> [EXERCISE PROMPT] Copy the full set of lines exactly as given.

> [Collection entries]
○ ○ ○ ○ ○ ○ ○
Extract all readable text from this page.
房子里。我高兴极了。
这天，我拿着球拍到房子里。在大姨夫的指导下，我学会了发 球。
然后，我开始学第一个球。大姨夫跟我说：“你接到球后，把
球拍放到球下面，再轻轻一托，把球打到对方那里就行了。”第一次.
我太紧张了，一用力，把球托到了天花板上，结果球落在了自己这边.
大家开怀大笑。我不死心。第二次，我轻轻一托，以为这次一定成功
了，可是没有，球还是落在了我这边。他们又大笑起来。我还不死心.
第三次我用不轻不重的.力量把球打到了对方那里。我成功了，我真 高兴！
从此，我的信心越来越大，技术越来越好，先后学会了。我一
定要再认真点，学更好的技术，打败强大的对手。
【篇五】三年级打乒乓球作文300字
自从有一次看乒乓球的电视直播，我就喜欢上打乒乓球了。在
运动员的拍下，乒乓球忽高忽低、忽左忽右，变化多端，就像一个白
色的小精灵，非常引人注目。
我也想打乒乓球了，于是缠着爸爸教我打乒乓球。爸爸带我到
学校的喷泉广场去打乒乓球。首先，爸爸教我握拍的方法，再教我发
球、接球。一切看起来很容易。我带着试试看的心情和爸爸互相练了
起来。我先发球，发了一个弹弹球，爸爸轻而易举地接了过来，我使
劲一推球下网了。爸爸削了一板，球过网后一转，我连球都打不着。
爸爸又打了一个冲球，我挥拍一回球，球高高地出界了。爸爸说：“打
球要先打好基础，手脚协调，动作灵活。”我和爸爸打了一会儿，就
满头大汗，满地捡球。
○ ○ ○ ○ ○ ○ ○
> [REPLY]
Extract all readable text from this page.
房子里。我高兴极了。
这天，我拿着球拍到房子里。在大姨夫的指导下，我学会了发 球。
然后，我开始学第一个球。大姨夫跟我说：“你接到球后，把
球拍放到球下面，再轻轻一托，把球打到对方那里就行了。”第一次.
我太紧张了，一用力，把球托到了天花板上，结果球落在了自己这边.
大家开怀大笑。我不死心。第二次，我轻轻一托，以为这次一定成功
了，可是没有，球还是落在了我这边。他们又大笑起来。我还不死心.
第三次我用不轻不重的.力量把球打到了对方那里。我成功了，我真 高兴！
从此，我的信心越来越大，技术越来越好，先后学会了。我一
定要再认真点，学更好的技术，打败强大的对手。
【篇五】三年级打乒乓球作文300字
自从有一次看乒乓球的电视直播，我就喜欢上打乒乓球了。在
运动员的拍下，乒乓球忽高忽低、忽左忽右，变化多端，就像一个白
色的小精灵，非常引人注目。
我也想打乒乓球了，于是缠着爸爸教我打乒乓球。爸爸带我到
学校的喷泉广场去打乒乓球。首先，爸爸教我握拍的方法，再教我发
球、接球。一切看起来很容易。我带着试试看的心情和爸爸互相练了
起来。我先发球，发了一个弹弹球，爸爸轻而易举地接了过来，我使
劲一推球下网了。爸爸削了一板，球过网后一转，我连球都打不着。
爸爸又打了一个冲球，我挥拍一回球，球高高地出界了。爸爸说：“打
球要先打好基础，手脚协调，动作灵活。”我和爸爸打了一会儿，就
满头大汗，满地捡球。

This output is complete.